- Tujuan Anda
Tuliskan kembali baris-baris dari daftar di bawah ini tanpa perubahan apa pun. Mulailah pada baris yang memuat "x-tick-label: 35: [604, 436, 620, 452]", lalu berhentilah setelah baris yang memuat "axis-ticks: -5 0".

- Catatan dari sebuah koleksi
-------------------------
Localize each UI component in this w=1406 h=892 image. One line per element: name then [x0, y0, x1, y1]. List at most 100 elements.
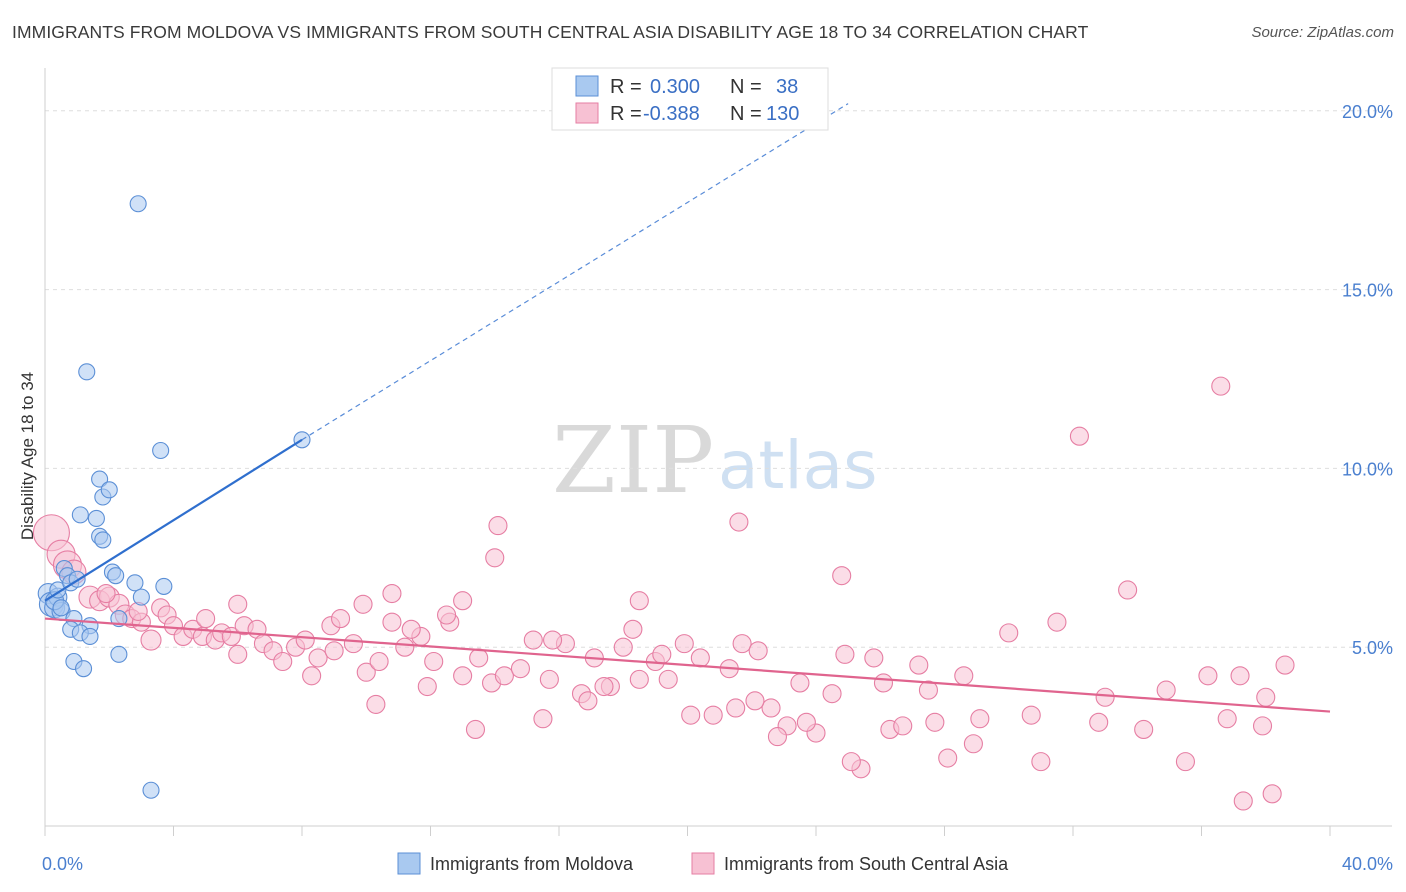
point-s1-64: [790, 673, 810, 693]
point-s0-24: [126, 574, 144, 592]
legend-n-label-south-central-asia: N =: [730, 103, 762, 125]
y-tick-label-1: 10.0%: [1342, 459, 1393, 479]
data-points: [32, 195, 1295, 811]
series-legend-label-moldova: Immigrants from Moldova: [430, 854, 634, 874]
trend-lines: [44, 103, 1331, 713]
legend-r-value-moldova: 0.300: [650, 76, 700, 98]
point-s1-102: [128, 601, 148, 621]
point-s1-106: [543, 630, 563, 650]
chart-title: IMMIGRANTS FROM MOLDOVA VS IMMIGRANTS FR…: [12, 22, 1089, 42]
point-s1-92: [488, 516, 508, 536]
point-s0-20: [152, 441, 170, 460]
point-s1-39: [424, 651, 444, 672]
x-tick-labels: 0.0% 40.0%: [42, 854, 1393, 874]
series-legend: Immigrants from Moldova Immigrants from …: [397, 852, 1009, 875]
point-s1-27: [273, 651, 293, 672]
point-s1-77: [999, 623, 1019, 643]
point-s1-94: [729, 512, 749, 532]
point-s1-90: [1262, 784, 1282, 804]
point-s1-118: [1156, 680, 1176, 700]
point-s1-129: [841, 752, 861, 772]
point-s1-61: [748, 641, 768, 661]
point-s1-82: [1134, 719, 1154, 739]
y-tick-label-2: 15.0%: [1342, 281, 1393, 301]
point-s1-46: [523, 630, 543, 650]
point-s1-116: [1021, 705, 1041, 725]
x-tick-label-0: 0.0%: [42, 854, 83, 874]
legend-r-label-moldova: R =: [610, 76, 642, 98]
point-s1-108: [623, 619, 643, 639]
point-s1-76: [970, 709, 990, 729]
point-s1-127: [681, 705, 701, 725]
y-tick-label-0: 5.0%: [1352, 638, 1393, 658]
point-s1-101: [96, 583, 116, 604]
point-s1-104: [401, 619, 421, 639]
point-s1-55: [658, 669, 678, 689]
point-s1-37: [395, 637, 415, 657]
point-s1-79: [1047, 612, 1067, 632]
point-s1-125: [533, 709, 553, 729]
point-s0-11: [71, 506, 89, 524]
point-s0-37: [52, 599, 70, 617]
point-s0-36: [142, 781, 160, 799]
point-s1-72: [909, 655, 929, 675]
point-s1-58: [703, 705, 723, 725]
point-s1-22: [228, 644, 248, 664]
trend-line-1: [44, 617, 1331, 713]
point-s1-86: [1230, 666, 1250, 686]
legend-n-value-moldova: 38: [776, 76, 798, 98]
point-s1-117: [1089, 712, 1109, 732]
point-s1-121: [324, 641, 344, 661]
point-s1-88: [1275, 655, 1295, 675]
legend-n-value-south-central-asia: 130: [766, 103, 799, 125]
point-s0-15: [91, 470, 109, 488]
point-s1-78: [1031, 752, 1051, 772]
axes: [44, 68, 1392, 836]
legend-swatch-moldova: [575, 75, 599, 97]
series-legend-swatch-moldova: [397, 852, 421, 875]
y-axis-label: Disability Age 18 to 34: [18, 372, 37, 540]
point-s1-62: [761, 698, 781, 718]
legend-swatch-south-central-asia: [575, 102, 599, 124]
point-s1-52: [613, 637, 633, 657]
point-s1-85: [1211, 376, 1231, 396]
y-tick-labels: 5.0% 10.0% 15.0% 20.0%: [1342, 102, 1393, 658]
point-s1-95: [832, 566, 852, 586]
point-s1-18: [196, 609, 216, 629]
series-points-0: [37, 195, 311, 799]
point-s1-122: [366, 694, 386, 714]
point-s0-18: [78, 363, 96, 381]
point-s1-80: [1069, 426, 1089, 446]
point-s1-45: [510, 659, 531, 679]
point-s0-34: [75, 660, 93, 678]
series-legend-swatch-south-central-asia: [691, 852, 715, 875]
point-s0-25: [155, 577, 173, 595]
legend-r-label-south-central-asia: R =: [610, 103, 642, 125]
point-s1-120: [302, 666, 322, 686]
point-s1-83: [1175, 752, 1195, 772]
point-s0-19: [129, 195, 147, 213]
point-s1-113: [873, 673, 894, 693]
point-s1-114: [918, 680, 938, 700]
point-s1-112: [796, 712, 816, 732]
point-s1-110: [726, 698, 746, 718]
point-s1-44: [494, 666, 514, 686]
legend-n-label-moldova: N =: [730, 76, 762, 98]
point-s1-32: [330, 609, 351, 629]
watermark-zip: ZIP: [552, 407, 714, 514]
chart-source: Source: ZipAtlas.com: [1251, 24, 1394, 41]
point-s1-53: [629, 669, 649, 689]
point-s1-128: [767, 727, 788, 747]
point-s0-32: [81, 627, 99, 646]
point-s1-75: [954, 666, 974, 686]
point-s1-74: [938, 748, 958, 768]
watermark-atlas: atlas: [718, 427, 878, 504]
point-s1-87: [1256, 687, 1276, 707]
point-s0-23: [107, 567, 125, 585]
point-s1-69: [864, 648, 884, 668]
point-s1-107: [578, 691, 598, 711]
point-s1-73: [925, 712, 945, 732]
point-s1-119: [1217, 709, 1237, 729]
point-s0-17: [100, 481, 118, 499]
point-s1-29: [295, 630, 315, 650]
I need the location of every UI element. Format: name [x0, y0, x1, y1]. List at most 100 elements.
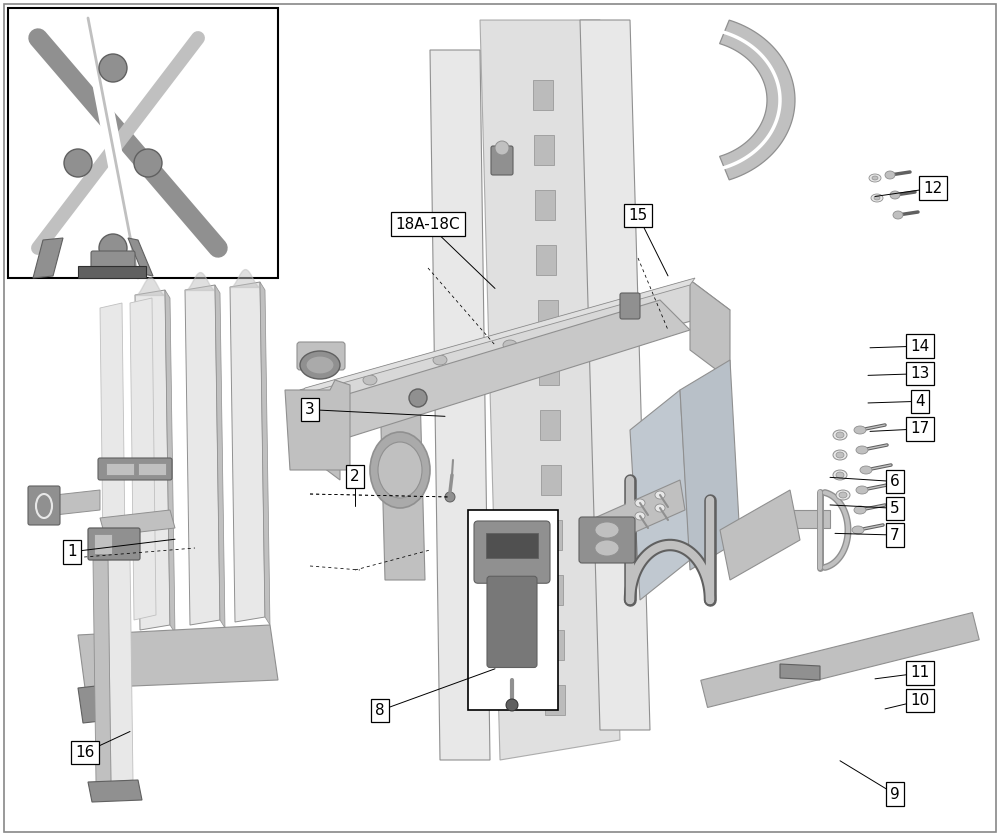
Polygon shape: [590, 480, 685, 550]
Ellipse shape: [869, 174, 881, 182]
Text: 7: 7: [890, 528, 900, 543]
Ellipse shape: [655, 504, 665, 512]
Ellipse shape: [860, 466, 872, 474]
Ellipse shape: [503, 340, 517, 350]
Text: 17: 17: [910, 421, 930, 436]
Text: 10: 10: [910, 693, 930, 708]
Ellipse shape: [635, 499, 645, 507]
Ellipse shape: [836, 472, 844, 478]
Ellipse shape: [573, 325, 587, 335]
Ellipse shape: [306, 356, 334, 374]
FancyBboxPatch shape: [88, 528, 140, 560]
Ellipse shape: [134, 149, 162, 177]
Ellipse shape: [854, 506, 866, 514]
Ellipse shape: [890, 191, 900, 199]
Ellipse shape: [64, 149, 92, 177]
Text: 5: 5: [890, 501, 900, 516]
Polygon shape: [300, 278, 695, 395]
Polygon shape: [720, 490, 800, 580]
Polygon shape: [690, 280, 730, 380]
Bar: [8, 8, 278, 278]
Ellipse shape: [852, 526, 864, 534]
Polygon shape: [165, 290, 175, 633]
FancyBboxPatch shape: [491, 146, 513, 175]
Polygon shape: [185, 285, 220, 625]
Polygon shape: [300, 390, 340, 480]
Ellipse shape: [872, 176, 878, 180]
Ellipse shape: [856, 446, 868, 454]
Text: 1: 1: [67, 544, 77, 559]
Ellipse shape: [99, 234, 127, 262]
Ellipse shape: [433, 355, 447, 365]
Bar: [541, 465, 561, 495]
Polygon shape: [701, 613, 979, 707]
Bar: [538, 300, 558, 330]
Bar: [468, 510, 558, 710]
Ellipse shape: [856, 486, 868, 494]
Polygon shape: [78, 625, 278, 688]
Polygon shape: [260, 282, 270, 625]
Polygon shape: [380, 390, 425, 580]
Bar: [486, 533, 538, 558]
Ellipse shape: [506, 699, 518, 711]
Polygon shape: [100, 510, 175, 536]
Ellipse shape: [836, 452, 844, 458]
FancyBboxPatch shape: [487, 576, 537, 667]
Bar: [540, 410, 560, 440]
Polygon shape: [108, 558, 133, 782]
Text: 4: 4: [915, 394, 925, 409]
Bar: [542, 520, 562, 550]
Text: 11: 11: [910, 665, 930, 681]
Bar: [536, 245, 556, 275]
Polygon shape: [780, 664, 820, 680]
Bar: [534, 135, 554, 165]
Text: 18A-18C: 18A-18C: [396, 217, 460, 232]
Polygon shape: [630, 390, 690, 600]
FancyBboxPatch shape: [620, 293, 640, 319]
Ellipse shape: [643, 310, 657, 320]
Polygon shape: [33, 238, 63, 278]
Polygon shape: [135, 290, 170, 630]
Ellipse shape: [854, 426, 866, 434]
Ellipse shape: [300, 351, 340, 379]
Polygon shape: [285, 380, 350, 470]
Text: 15: 15: [628, 208, 648, 223]
Polygon shape: [100, 303, 126, 625]
Bar: [539, 355, 559, 385]
Polygon shape: [680, 360, 740, 570]
Text: 8: 8: [375, 703, 385, 718]
Bar: [94, 534, 112, 554]
Polygon shape: [88, 780, 142, 802]
FancyBboxPatch shape: [91, 251, 135, 277]
Ellipse shape: [635, 512, 645, 520]
FancyBboxPatch shape: [474, 521, 550, 584]
Bar: [533, 80, 553, 110]
Bar: [785, 510, 830, 528]
FancyBboxPatch shape: [579, 517, 635, 563]
Ellipse shape: [495, 141, 509, 155]
Ellipse shape: [655, 491, 665, 499]
Text: 3: 3: [305, 402, 315, 417]
Ellipse shape: [99, 54, 127, 82]
Bar: [78, 266, 146, 278]
Ellipse shape: [445, 492, 455, 502]
Bar: [543, 575, 563, 605]
FancyBboxPatch shape: [297, 342, 345, 370]
Text: 9: 9: [890, 787, 900, 802]
Text: 2: 2: [350, 469, 360, 484]
Ellipse shape: [595, 540, 619, 556]
Polygon shape: [295, 300, 690, 440]
Text: 13: 13: [910, 366, 930, 381]
Polygon shape: [720, 20, 795, 180]
Ellipse shape: [595, 522, 619, 538]
Ellipse shape: [363, 375, 377, 385]
Ellipse shape: [836, 432, 844, 438]
Polygon shape: [215, 285, 225, 628]
Ellipse shape: [378, 442, 422, 498]
Ellipse shape: [370, 432, 430, 508]
Polygon shape: [128, 238, 153, 276]
Ellipse shape: [836, 490, 850, 500]
Polygon shape: [230, 282, 265, 622]
Bar: [138, 463, 166, 475]
Bar: [545, 685, 565, 715]
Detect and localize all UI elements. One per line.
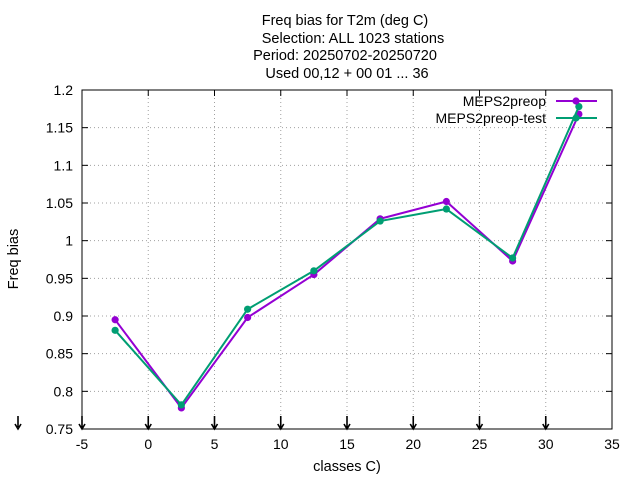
x-tick-label: 35: [604, 436, 620, 452]
y-tick-label: 0.85: [46, 346, 73, 362]
title-line-3: Period: 20250702-20250720: [253, 48, 437, 64]
y-tick-label: 0.75: [46, 421, 73, 437]
class-boundary-marker: [409, 416, 417, 431]
class-markers: [14, 416, 550, 431]
series-1-point: [244, 313, 252, 322]
series-2-point: [575, 102, 583, 111]
series-layer: [111, 102, 583, 412]
series-2-point: [111, 326, 119, 334]
series-2-point: [244, 305, 252, 313]
x-tick-label: -5: [76, 436, 89, 452]
x-tick-label: 0: [144, 436, 152, 452]
series-2-point: [177, 401, 185, 409]
y-tick-label: 1: [65, 233, 73, 249]
class-boundary-marker: [144, 416, 152, 431]
legend-label-2: MEPS2preop-test: [436, 110, 547, 126]
y-tick-label: 0.8: [54, 383, 74, 399]
class-boundary-marker: [343, 416, 351, 431]
series-1-point: [111, 316, 119, 324]
title-line-2: Selection: ALL 1023 stations: [262, 31, 444, 47]
class-boundary-marker: [475, 416, 484, 431]
axis-ticks: -5 0 5 10 15 20 25 30 35 0.75 0.8 0.85 0.9 0.95 1 1.05 1…: [46, 82, 620, 452]
y-axis-label: Freq bias: [6, 229, 22, 289]
series-2-point: [509, 254, 517, 262]
title-line-1: Freq bias for T2m (deg C): [262, 13, 429, 29]
x-axis-label: classes C): [313, 459, 381, 475]
y-tick-label: 1.15: [46, 120, 73, 136]
class-boundary-marker: [277, 416, 285, 431]
x-tick-label: 20: [405, 436, 421, 452]
chart-title: Freq bias for T2m (deg C) Selection: ALL…: [253, 13, 444, 82]
series-1-point: [442, 197, 450, 206]
x-tick-label: 10: [273, 436, 289, 452]
legend-marker-1: [572, 97, 580, 105]
class-boundary-marker: [78, 416, 86, 431]
series-line-2: [114, 106, 580, 406]
x-tick-label: 5: [211, 436, 219, 452]
x-tick-label: 25: [472, 436, 488, 452]
series-2-point: [442, 205, 450, 213]
legend-label-1: MEPS2preop: [463, 93, 546, 109]
y-tick-label: 1.2: [54, 82, 74, 98]
grid: [82, 90, 612, 429]
class-boundary-marker: [14, 416, 22, 431]
legend-marker-2: [572, 114, 580, 122]
y-tick-label: 0.95: [46, 270, 73, 286]
x-tick-label: 30: [538, 436, 554, 452]
series-2-point: [376, 217, 384, 225]
title-line-4: Used 00,12 + 00 01 ... 36: [265, 66, 428, 82]
y-tick-label: 1.05: [46, 195, 73, 211]
x-tick-label: 15: [339, 436, 355, 452]
class-boundary-marker: [542, 416, 550, 431]
y-tick-label: 1.1: [54, 157, 74, 173]
class-boundary-marker: [210, 416, 219, 431]
y-tick-label: 0.9: [54, 308, 74, 324]
series-2-point: [310, 267, 318, 275]
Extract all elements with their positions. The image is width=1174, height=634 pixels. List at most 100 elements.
-------------------------
- Hasil Keluaran
x-tick-label: 35: [604, 436, 620, 452]
y-tick-label: 0.85: [46, 346, 73, 362]
title-line-3: Period: 20250702-20250720: [253, 48, 437, 64]
y-tick-label: 0.75: [46, 421, 73, 437]
class-boundary-marker: [409, 416, 417, 431]
class-markers: [14, 416, 550, 431]
series-1-point: [244, 313, 252, 322]
series-2-point: [575, 102, 583, 111]
series-layer: [111, 102, 583, 412]
series-2-point: [111, 326, 119, 334]
series-2-point: [244, 305, 252, 313]
x-tick-label: -5: [76, 436, 89, 452]
x-tick-label: 0: [144, 436, 152, 452]
series-2-point: [177, 401, 185, 409]
y-tick-label: 1: [65, 233, 73, 249]
class-boundary-marker: [144, 416, 152, 431]
legend-label-2: MEPS2preop-test: [436, 110, 547, 126]
y-tick-label: 0.8: [54, 383, 74, 399]
class-boundary-marker: [343, 416, 351, 431]
series-1-point: [111, 316, 119, 324]
title-line-2: Selection: ALL 1023 stations: [262, 31, 444, 47]
class-boundary-marker: [475, 416, 484, 431]
axis-ticks: -5 0 5 10 15 20 25 30 35 0.75 0.8 0.85 0.9 0.95 1 1.05 1…: [46, 82, 620, 452]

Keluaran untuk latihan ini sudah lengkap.